Figure content listings
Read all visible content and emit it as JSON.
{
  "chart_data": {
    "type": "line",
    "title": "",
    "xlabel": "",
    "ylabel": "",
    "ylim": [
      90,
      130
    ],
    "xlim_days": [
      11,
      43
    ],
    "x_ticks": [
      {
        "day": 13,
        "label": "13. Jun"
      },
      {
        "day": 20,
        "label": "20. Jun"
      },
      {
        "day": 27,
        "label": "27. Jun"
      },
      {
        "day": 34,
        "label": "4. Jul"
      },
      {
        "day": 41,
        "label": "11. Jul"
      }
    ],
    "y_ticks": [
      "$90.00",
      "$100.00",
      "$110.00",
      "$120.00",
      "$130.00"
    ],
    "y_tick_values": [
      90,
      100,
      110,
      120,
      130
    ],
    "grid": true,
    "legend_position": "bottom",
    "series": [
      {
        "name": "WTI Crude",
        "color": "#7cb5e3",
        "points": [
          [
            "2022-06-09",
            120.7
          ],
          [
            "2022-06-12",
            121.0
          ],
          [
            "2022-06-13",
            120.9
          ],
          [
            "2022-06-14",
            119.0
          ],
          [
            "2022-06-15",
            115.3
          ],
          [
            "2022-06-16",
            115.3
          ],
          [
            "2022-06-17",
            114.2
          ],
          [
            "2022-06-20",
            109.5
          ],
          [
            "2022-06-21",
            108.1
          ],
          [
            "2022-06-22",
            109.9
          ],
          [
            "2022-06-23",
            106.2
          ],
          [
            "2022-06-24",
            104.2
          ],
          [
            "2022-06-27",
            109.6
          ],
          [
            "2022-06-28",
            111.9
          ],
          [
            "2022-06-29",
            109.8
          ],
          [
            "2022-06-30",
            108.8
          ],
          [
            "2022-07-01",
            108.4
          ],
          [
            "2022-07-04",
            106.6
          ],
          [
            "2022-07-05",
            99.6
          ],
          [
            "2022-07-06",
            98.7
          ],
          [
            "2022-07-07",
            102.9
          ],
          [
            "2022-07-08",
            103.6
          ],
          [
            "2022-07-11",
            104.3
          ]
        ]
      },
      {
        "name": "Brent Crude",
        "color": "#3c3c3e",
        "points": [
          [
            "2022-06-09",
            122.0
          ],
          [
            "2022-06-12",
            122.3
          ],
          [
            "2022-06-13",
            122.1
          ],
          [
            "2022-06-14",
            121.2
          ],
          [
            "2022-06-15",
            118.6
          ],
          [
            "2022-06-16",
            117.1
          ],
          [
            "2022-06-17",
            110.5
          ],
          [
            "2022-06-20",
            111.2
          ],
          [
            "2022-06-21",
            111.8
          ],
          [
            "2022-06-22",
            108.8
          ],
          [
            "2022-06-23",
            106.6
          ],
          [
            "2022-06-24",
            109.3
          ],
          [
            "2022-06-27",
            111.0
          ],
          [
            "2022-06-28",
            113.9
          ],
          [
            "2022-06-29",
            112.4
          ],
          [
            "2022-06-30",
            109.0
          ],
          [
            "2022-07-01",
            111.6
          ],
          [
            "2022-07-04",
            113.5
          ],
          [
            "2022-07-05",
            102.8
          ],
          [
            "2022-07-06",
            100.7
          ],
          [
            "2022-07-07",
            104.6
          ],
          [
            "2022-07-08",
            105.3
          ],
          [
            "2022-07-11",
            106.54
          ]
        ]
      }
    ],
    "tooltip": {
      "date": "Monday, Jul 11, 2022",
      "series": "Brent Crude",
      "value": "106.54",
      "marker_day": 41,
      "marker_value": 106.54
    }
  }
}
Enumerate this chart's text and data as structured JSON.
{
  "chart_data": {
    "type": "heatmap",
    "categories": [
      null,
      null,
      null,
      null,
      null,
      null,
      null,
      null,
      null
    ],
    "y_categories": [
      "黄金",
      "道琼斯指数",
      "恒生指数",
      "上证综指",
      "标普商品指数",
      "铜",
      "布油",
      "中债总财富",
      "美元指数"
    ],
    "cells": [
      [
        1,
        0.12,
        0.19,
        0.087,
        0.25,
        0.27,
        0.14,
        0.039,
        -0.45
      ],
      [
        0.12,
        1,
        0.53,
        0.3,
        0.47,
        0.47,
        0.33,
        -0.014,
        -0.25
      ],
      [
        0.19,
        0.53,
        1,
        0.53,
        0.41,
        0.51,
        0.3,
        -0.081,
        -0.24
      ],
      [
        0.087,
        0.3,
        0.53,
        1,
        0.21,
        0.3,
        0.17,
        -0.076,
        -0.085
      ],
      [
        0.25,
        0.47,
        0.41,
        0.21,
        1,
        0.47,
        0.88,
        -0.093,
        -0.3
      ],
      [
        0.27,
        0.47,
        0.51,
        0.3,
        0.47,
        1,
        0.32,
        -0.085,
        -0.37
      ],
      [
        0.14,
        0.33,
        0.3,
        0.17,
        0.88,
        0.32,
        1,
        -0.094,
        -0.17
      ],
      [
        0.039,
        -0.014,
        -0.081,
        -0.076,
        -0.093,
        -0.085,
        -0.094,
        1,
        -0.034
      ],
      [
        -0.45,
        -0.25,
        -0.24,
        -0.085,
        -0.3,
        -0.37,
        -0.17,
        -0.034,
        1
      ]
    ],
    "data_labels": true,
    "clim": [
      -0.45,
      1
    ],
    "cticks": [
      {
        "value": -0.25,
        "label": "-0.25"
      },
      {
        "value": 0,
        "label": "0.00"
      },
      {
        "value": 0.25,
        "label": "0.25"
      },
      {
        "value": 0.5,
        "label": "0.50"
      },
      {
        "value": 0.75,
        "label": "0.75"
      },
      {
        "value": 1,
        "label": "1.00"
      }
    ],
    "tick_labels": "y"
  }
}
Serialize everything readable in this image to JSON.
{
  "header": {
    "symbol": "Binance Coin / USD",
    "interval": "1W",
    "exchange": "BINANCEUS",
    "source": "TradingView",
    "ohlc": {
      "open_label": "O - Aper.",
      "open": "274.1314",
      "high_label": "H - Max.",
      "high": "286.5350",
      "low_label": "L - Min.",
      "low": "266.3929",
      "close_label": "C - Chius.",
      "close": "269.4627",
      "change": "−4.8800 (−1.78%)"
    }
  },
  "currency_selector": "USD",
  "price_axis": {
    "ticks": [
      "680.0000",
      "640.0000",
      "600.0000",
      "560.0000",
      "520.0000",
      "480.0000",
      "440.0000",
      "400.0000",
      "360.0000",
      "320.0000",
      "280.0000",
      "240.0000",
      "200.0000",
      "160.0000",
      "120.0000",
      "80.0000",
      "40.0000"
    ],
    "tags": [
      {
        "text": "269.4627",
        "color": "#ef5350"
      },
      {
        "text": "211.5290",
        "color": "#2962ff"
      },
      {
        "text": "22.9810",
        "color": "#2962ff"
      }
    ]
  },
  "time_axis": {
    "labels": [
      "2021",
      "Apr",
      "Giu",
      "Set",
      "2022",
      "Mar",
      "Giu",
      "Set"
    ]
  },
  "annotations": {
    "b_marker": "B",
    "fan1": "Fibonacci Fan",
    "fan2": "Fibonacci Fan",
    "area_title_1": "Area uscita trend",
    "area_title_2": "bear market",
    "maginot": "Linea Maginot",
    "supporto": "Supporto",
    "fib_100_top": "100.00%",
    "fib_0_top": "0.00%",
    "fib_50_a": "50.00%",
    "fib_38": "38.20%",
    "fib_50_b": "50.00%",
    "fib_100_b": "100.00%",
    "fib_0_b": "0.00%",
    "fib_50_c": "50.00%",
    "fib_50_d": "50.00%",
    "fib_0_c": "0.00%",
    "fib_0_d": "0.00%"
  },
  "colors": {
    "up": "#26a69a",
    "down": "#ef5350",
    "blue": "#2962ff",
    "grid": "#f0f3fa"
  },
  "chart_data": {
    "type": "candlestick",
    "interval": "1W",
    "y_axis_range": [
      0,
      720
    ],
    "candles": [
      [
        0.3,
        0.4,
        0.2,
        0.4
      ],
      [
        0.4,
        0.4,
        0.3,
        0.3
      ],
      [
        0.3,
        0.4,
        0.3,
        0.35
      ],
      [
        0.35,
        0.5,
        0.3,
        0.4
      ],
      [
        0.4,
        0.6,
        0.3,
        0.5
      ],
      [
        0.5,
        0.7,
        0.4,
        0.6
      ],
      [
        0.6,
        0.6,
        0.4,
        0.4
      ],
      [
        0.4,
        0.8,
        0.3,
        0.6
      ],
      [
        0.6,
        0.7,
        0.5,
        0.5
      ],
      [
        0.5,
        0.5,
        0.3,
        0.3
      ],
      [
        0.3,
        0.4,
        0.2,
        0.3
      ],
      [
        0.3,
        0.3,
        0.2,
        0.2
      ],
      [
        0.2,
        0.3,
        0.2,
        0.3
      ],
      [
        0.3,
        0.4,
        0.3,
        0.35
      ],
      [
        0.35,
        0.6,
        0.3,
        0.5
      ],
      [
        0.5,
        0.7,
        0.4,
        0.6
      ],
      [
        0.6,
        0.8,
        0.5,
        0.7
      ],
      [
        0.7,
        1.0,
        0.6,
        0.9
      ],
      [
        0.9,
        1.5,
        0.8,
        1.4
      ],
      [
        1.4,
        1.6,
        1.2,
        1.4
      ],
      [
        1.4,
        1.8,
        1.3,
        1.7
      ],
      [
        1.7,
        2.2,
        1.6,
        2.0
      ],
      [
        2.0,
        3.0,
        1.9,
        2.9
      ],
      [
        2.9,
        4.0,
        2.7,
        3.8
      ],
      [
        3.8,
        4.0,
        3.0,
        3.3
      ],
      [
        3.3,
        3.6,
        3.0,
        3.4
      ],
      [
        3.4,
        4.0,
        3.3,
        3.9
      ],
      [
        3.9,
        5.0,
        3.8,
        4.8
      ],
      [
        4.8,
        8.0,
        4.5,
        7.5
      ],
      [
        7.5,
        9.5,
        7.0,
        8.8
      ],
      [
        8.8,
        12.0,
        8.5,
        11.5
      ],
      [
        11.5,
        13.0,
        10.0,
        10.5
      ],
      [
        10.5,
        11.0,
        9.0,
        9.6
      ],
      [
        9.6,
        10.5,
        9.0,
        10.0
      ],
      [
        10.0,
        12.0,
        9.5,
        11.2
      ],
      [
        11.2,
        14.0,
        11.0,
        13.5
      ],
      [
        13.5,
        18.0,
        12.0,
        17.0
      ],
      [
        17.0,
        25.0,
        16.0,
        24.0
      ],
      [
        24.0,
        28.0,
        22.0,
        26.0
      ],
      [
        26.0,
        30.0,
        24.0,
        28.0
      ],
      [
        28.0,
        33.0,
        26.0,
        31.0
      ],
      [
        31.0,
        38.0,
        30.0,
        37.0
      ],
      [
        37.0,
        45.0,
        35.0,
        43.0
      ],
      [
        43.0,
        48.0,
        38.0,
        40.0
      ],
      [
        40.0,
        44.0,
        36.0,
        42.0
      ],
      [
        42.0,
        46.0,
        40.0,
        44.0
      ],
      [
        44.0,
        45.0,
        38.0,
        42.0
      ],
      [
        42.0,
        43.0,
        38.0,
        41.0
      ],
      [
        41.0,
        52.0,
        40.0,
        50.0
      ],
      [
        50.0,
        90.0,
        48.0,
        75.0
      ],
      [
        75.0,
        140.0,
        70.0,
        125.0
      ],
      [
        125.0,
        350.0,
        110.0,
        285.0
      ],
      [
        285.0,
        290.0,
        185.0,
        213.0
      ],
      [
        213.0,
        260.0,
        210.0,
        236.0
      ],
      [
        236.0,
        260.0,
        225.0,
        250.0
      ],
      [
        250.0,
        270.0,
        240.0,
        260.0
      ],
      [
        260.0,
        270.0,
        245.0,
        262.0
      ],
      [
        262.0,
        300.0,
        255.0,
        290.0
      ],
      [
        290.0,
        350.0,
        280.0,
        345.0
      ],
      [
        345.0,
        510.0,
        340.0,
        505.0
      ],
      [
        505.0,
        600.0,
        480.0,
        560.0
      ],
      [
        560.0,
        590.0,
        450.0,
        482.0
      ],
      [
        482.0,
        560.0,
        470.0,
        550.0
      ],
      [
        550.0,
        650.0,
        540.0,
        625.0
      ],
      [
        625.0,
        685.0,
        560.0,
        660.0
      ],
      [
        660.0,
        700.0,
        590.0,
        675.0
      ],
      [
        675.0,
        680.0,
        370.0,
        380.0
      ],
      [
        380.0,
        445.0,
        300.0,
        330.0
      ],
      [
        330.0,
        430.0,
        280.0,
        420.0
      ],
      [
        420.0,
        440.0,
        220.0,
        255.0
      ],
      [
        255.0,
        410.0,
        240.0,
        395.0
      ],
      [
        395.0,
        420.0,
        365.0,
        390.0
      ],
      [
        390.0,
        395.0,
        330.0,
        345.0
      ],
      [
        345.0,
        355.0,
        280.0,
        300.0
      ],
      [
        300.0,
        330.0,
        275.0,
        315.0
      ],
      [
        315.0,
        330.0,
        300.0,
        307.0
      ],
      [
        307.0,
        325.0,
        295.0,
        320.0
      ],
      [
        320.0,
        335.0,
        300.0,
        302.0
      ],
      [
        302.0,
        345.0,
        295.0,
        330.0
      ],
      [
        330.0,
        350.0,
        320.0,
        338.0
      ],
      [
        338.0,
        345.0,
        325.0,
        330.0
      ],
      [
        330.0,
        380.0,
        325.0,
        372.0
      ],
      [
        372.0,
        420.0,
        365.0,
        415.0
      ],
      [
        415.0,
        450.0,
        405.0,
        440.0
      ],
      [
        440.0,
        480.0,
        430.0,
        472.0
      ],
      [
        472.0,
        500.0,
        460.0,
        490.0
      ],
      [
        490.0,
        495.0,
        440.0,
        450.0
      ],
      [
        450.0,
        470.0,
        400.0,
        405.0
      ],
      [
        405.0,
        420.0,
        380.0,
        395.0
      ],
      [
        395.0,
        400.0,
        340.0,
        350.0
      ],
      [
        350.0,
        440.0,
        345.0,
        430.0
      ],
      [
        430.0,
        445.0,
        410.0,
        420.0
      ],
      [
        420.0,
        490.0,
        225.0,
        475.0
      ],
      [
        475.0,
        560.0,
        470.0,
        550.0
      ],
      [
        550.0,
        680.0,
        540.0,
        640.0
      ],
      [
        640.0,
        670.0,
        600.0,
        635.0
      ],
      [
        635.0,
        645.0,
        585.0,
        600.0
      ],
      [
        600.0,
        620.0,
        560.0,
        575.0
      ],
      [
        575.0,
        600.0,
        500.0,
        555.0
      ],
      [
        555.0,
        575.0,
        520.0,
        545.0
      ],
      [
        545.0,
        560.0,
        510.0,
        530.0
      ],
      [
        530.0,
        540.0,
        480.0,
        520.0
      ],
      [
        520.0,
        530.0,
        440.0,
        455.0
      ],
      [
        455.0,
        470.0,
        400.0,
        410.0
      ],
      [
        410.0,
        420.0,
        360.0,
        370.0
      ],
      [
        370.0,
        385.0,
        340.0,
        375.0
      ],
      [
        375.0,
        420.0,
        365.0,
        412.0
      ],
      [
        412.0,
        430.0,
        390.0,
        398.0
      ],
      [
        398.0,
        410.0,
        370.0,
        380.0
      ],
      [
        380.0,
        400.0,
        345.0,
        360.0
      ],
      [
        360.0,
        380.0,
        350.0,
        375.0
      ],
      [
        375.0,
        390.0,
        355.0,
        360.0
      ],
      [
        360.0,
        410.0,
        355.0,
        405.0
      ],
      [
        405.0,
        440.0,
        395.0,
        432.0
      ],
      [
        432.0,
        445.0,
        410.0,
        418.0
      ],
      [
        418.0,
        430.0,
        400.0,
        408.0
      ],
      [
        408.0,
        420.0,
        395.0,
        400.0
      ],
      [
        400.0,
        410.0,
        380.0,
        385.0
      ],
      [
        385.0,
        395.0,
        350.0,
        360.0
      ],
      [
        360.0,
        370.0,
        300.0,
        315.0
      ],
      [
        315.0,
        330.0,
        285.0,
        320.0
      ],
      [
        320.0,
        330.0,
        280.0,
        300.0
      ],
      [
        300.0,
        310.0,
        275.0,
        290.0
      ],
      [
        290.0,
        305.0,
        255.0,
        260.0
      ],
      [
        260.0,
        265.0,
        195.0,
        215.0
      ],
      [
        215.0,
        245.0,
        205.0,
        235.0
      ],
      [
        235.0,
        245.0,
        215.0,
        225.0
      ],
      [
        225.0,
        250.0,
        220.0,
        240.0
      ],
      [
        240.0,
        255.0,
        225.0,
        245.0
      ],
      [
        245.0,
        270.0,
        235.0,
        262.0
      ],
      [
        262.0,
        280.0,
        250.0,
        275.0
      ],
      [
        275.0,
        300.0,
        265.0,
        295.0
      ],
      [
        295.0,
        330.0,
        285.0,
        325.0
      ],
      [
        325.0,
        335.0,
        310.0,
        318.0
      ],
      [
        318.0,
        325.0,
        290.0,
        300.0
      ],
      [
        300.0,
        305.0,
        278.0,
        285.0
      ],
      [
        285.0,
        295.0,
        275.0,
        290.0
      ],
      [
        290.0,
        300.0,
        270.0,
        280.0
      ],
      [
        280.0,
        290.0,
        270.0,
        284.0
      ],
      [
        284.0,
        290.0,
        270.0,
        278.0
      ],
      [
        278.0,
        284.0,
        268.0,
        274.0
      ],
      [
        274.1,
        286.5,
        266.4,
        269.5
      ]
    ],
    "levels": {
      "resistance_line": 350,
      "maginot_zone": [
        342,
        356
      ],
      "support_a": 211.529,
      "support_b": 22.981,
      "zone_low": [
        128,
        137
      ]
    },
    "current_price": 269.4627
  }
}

_What the task asks_. Where a line holds "Crude", copy that line.

_Task solution_.
        "name": "WTI Crude",
        "name": "Brent Crude",
      "series": "Brent Crude",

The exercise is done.